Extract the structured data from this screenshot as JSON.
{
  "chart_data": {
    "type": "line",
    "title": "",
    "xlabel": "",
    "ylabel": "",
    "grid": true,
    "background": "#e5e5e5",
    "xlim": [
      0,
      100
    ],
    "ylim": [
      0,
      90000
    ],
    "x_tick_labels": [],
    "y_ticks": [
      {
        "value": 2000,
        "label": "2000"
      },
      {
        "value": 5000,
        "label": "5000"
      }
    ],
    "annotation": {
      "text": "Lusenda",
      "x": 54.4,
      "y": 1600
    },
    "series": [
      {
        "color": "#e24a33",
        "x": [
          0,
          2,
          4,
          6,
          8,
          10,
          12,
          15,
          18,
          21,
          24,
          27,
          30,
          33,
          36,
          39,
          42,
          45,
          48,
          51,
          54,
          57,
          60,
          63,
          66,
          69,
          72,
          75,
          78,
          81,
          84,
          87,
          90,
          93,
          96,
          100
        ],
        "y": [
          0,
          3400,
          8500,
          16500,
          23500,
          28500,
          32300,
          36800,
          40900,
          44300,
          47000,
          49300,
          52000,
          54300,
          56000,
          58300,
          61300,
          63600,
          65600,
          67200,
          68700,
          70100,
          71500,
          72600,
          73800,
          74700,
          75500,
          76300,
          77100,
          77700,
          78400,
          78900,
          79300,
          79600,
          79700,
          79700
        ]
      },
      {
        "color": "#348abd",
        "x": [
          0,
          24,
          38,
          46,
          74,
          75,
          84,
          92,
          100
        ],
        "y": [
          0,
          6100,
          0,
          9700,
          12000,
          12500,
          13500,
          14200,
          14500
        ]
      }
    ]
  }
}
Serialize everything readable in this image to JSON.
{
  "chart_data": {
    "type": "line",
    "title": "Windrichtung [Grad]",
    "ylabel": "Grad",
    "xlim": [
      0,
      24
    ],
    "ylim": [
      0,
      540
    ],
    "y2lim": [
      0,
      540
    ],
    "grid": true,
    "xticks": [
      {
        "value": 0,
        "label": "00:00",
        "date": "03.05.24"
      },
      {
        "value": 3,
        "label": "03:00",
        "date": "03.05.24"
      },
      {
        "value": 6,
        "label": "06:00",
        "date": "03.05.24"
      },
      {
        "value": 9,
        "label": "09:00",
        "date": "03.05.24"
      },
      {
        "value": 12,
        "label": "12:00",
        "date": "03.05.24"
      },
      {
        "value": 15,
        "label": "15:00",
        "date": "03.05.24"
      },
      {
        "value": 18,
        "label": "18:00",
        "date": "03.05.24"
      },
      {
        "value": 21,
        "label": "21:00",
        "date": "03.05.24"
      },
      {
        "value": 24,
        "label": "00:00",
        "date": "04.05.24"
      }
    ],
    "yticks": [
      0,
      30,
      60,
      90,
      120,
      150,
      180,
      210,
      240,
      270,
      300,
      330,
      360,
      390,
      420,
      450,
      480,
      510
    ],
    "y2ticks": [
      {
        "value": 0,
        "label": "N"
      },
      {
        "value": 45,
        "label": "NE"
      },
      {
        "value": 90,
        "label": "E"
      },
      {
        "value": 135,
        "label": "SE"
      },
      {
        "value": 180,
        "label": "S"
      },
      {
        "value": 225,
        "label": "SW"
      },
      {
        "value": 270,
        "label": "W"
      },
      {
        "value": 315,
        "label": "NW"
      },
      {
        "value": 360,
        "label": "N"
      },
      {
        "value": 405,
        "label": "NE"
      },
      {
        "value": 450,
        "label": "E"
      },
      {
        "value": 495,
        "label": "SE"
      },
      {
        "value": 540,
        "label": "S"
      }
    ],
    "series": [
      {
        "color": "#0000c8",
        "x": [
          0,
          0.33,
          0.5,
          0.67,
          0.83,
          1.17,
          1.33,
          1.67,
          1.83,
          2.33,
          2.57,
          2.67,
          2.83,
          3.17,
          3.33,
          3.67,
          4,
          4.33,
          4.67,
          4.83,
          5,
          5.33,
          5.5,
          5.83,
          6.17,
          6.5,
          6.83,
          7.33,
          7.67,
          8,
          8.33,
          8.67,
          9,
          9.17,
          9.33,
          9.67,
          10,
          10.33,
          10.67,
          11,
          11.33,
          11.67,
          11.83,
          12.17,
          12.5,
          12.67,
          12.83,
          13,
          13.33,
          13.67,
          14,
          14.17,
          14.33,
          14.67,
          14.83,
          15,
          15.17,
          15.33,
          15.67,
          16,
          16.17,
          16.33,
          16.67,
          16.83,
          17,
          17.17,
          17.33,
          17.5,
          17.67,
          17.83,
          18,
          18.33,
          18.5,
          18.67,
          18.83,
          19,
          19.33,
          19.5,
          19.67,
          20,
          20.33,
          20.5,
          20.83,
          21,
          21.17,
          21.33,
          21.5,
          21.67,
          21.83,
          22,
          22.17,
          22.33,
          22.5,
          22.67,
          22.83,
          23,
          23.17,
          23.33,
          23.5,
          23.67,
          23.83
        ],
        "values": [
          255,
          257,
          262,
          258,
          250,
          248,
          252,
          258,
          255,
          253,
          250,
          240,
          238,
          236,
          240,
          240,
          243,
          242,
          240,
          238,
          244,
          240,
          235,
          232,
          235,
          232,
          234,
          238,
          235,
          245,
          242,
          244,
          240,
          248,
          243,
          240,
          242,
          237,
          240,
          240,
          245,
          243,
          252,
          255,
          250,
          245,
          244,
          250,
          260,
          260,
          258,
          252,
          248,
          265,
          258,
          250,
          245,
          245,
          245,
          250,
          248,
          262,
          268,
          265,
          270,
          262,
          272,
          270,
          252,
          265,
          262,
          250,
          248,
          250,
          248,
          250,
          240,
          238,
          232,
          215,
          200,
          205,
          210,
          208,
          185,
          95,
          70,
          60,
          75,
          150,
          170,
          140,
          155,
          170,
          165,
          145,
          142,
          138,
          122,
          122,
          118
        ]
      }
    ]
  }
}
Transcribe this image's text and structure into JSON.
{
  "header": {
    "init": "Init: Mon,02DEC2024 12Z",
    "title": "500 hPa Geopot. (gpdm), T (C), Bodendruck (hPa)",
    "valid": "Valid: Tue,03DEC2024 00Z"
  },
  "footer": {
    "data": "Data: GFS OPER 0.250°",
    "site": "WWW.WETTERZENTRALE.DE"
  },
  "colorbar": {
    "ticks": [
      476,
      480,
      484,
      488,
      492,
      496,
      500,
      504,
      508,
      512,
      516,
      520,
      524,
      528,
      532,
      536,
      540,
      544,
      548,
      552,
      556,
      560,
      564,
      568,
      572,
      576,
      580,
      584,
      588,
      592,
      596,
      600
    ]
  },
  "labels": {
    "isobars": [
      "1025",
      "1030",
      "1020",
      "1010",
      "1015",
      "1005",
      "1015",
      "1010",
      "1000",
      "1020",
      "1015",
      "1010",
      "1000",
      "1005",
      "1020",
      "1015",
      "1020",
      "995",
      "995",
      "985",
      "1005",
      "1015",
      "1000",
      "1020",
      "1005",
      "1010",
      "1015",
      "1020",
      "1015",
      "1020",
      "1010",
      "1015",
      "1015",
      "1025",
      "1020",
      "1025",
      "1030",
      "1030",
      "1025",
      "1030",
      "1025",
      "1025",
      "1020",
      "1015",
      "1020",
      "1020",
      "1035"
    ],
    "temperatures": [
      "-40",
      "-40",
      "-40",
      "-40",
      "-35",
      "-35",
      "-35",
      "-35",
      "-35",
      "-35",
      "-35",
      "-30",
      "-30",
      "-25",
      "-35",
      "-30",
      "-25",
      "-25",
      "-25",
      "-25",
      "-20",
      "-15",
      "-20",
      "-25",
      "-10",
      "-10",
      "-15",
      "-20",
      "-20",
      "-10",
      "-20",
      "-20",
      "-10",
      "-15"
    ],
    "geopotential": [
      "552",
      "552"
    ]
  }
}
· · · · ·
### TASK DETAILS:
Could you transcribe the records in full, exactly?

### ANSWER TO THE EXERCISE:
Extract the structured data from this screenshot as JSON.
{
  "chart_data": {
    "type": "line",
    "title": "",
    "xlabel": "",
    "ylabel": "",
    "grid": true,
    "background": "#e5e5e5",
    "xlim": [
      0,
      100
    ],
    "ylim": [
      0,
      90000
    ],
    "x_tick_labels": [],
    "y_ticks": [
      {
        "value": 2000,
        "label": "2000"
      },
      {
        "value": 5000,
        "label": "5000"
      }
    ],
    "annotation": {
      "text": "Lusenda",
      "x": 54.4,
      "y": 1600
    },
    "series": [
      {
        "color": "#e24a33",
        "x": [
          0,
          2,
          4,
          6,
          8,
          10,
          12,
          15,
          18,
          21,
          24,
          27,
          30,
          33,
          36,
          39,
          42,
          45,
          48,
          51,
          54,
          57,
          60,
          63,
          66,
          69,
          72,
          75,
          78,
          81,
          84,
          87,
          90,
          93,
          96,
          100
        ],
        "y": [
          0,
          3400,
          8500,
          16500,
          23500,
          28500,
          32300,
          36800,
          40900,
          44300,
          47000,
          49300,
          52000,
          54300,
          56000,
          58300,
          61300,
          63600,
          65600,
          67200,
          68700,
          70100,
          71500,
          72600,
          73800,
          74700,
          75500,
          76300,
          77100,
          77700,
          78400,
          78900,
          79300,
          79600,
          79700,
          79700
        ]
      },
      {
        "color": "#348abd",
        "x": [
          0,
          24,
          38,
          46,
          74,
          75,
          84,
          92,
          100
        ],
        "y": [
          0,
          6100,
          0,
          9700,
          12000,
          12500,
          13500,
          14200,
          14500
        ]
      }
    ]
  }
}
Serialize everything readable in this image to JSON.
{
  "chart_data": {
    "type": "line",
    "title": "Windrichtung [Grad]",
    "ylabel": "Grad",
    "xlim": [
      0,
      24
    ],
    "ylim": [
      0,
      540
    ],
    "y2lim": [
      0,
      540
    ],
    "grid": true,
    "xticks": [
      {
        "value": 0,
        "label": "00:00",
        "date": "03.05.24"
      },
      {
        "value": 3,
        "label": "03:00",
        "date": "03.05.24"
      },
      {
        "value": 6,
        "label": "06:00",
        "date": "03.05.24"
      },
      {
        "value": 9,
        "label": "09:00",
        "date": "03.05.24"
      },
      {
        "value": 12,
        "label": "12:00",
        "date": "03.05.24"
      },
      {
        "value": 15,
        "label": "15:00",
        "date": "03.05.24"
      },
      {
        "value": 18,
        "label": "18:00",
        "date": "03.05.24"
      },
      {
        "value": 21,
        "label": "21:00",
        "date": "03.05.24"
      },
      {
        "value": 24,
        "label": "00:00",
        "date": "04.05.24"
      }
    ],
    "yticks": [
      0,
      30,
      60,
      90,
      120,
      150,
      180,
      210,
      240,
      270,
      300,
      330,
      360,
      390,
      420,
      450,
      480,
      510
    ],
    "y2ticks": [
      {
        "value": 0,
        "label": "N"
      },
      {
        "value": 45,
        "label": "NE"
      },
      {
        "value": 90,
        "label": "E"
      },
      {
        "value": 135,
        "label": "SE"
      },
      {
        "value": 180,
        "label": "S"
      },
      {
        "value": 225,
        "label": "SW"
      },
      {
        "value": 270,
        "label": "W"
      },
      {
        "value": 315,
        "label": "NW"
      },
      {
        "value": 360,
        "label": "N"
      },
      {
        "value": 405,
        "label": "NE"
      },
      {
        "value": 450,
        "label": "E"
      },
      {
        "value": 495,
        "label": "SE"
      },
      {
        "value": 540,
        "label": "S"
      }
    ],
    "series": [
      {
        "color": "#0000c8",
        "x": [
          0,
          0.33,
          0.5,
          0.67,
          0.83,
          1.17,
          1.33,
          1.67,
          1.83,
          2.33,
          2.57,
          2.67,
          2.83,
          3.17,
          3.33,
          3.67,
          4,
          4.33,
          4.67,
          4.83,
          5,
          5.33,
          5.5,
          5.83,
          6.17,
          6.5,
          6.83,
          7.33,
          7.67,
          8,
          8.33,
          8.67,
          9,
          9.17,
          9.33,
          9.67,
          10,
          10.33,
          10.67,
          11,
          11.33,
          11.67,
          11.83,
          12.17,
          12.5,
          12.67,
          12.83,
          13,
          13.33,
          13.67,
          14,
          14.17,
          14.33,
          14.67,
          14.83,
          15,
          15.17,
          15.33,
          15.67,
          16,
          16.17,
          16.33,
          16.67,
          16.83,
          17,
          17.17,
          17.33,
          17.5,
          17.67,
          17.83,
          18,
          18.33,
          18.5,
          18.67,
          18.83,
          19,
          19.33,
          19.5,
          19.67,
          20,
          20.33,
          20.5,
          20.83,
          21,
          21.17,
          21.33,
          21.5,
          21.67,
          21.83,
          22,
          22.17,
          22.33,
          22.5,
          22.67,
          22.83,
          23,
          23.17,
          23.33,
          23.5,
          23.67,
          23.83
        ],
        "values": [
          255,
          257,
          262,
          258,
          250,
          248,
          252,
          258,
          255,
          253,
          250,
          240,
          238,
          236,
          240,
          240,
          243,
          242,
          240,
          238,
          244,
          240,
          235,
          232,
          235,
          232,
          234,
          238,
          235,
          245,
          242,
          244,
          240,
          248,
          243,
          240,
          242,
          237,
          240,
          240,
          245,
          243,
          252,
          255,
          250,
          245,
          244,
          250,
          260,
          260,
          258,
          252,
          248,
          265,
          258,
          250,
          245,
          245,
          245,
          250,
          248,
          262,
          268,
          265,
          270,
          262,
          272,
          270,
          252,
          265,
          262,
          250,
          248,
          250,
          248,
          250,
          240,
          238,
          232,
          215,
          200,
          205,
          210,
          208,
          185,
          95,
          70,
          60,
          75,
          150,
          170,
          140,
          155,
          170,
          165,
          145,
          142,
          138,
          122,
          122,
          118
        ]
      }
    ]
  }
}
Transcribe this image's text and structure into JSON.
{
  "header": {
    "init": "Init: Mon,02DEC2024 12Z",
    "title": "500 hPa Geopot. (gpdm), T (C), Bodendruck (hPa)",
    "valid": "Valid: Tue,03DEC2024 00Z"
  },
  "footer": {
    "data": "Data: GFS OPER 0.250°",
    "site": "WWW.WETTERZENTRALE.DE"
  },
  "colorbar": {
    "ticks": [
      476,
      480,
      484,
      488,
      492,
      496,
      500,
      504,
      508,
      512,
      516,
      520,
      524,
      528,
      532,
      536,
      540,
      544,
      548,
      552,
      556,
      560,
      564,
      568,
      572,
      576,
      580,
      584,
      588,
      592,
      596,
      600
    ]
  },
  "labels": {
    "isobars": [
      "1025",
      "1030",
      "1020",
      "1010",
      "1015",
      "1005",
      "1015",
      "1010",
      "1000",
      "1020",
      "1015",
      "1010",
      "1000",
      "1005",
      "1020",
      "1015",
      "1020",
      "995",
      "995",
      "985",
      "1005",
      "1015",
      "1000",
      "1020",
      "1005",
      "1010",
      "1015",
      "1020",
      "1015",
      "1020",
      "1010",
      "1015",
      "1015",
      "1025",
      "1020",
      "1025",
      "1030",
      "1030",
      "1025",
      "1030",
      "1025",
      "1025",
      "1020",
      "1015",
      "1020",
      "1020",
      "1035"
    ],
    "temperatures": [
      "-40",
      "-40",
      "-40",
      "-40",
      "-35",
      "-35",
      "-35",
      "-35",
      "-35",
      "-35",
      "-35",
      "-30",
      "-30",
      "-25",
      "-35",
      "-30",
      "-25",
      "-25",
      "-25",
      "-25",
      "-20",
      "-15",
      "-20",
      "-25",
      "-10",
      "-10",
      "-15",
      "-20",
      "-20",
      "-10",
      "-20",
      "-20",
      "-10",
      "-15"
    ],
    "geopotential": [
      "552",
      "552"
    ]
  }
}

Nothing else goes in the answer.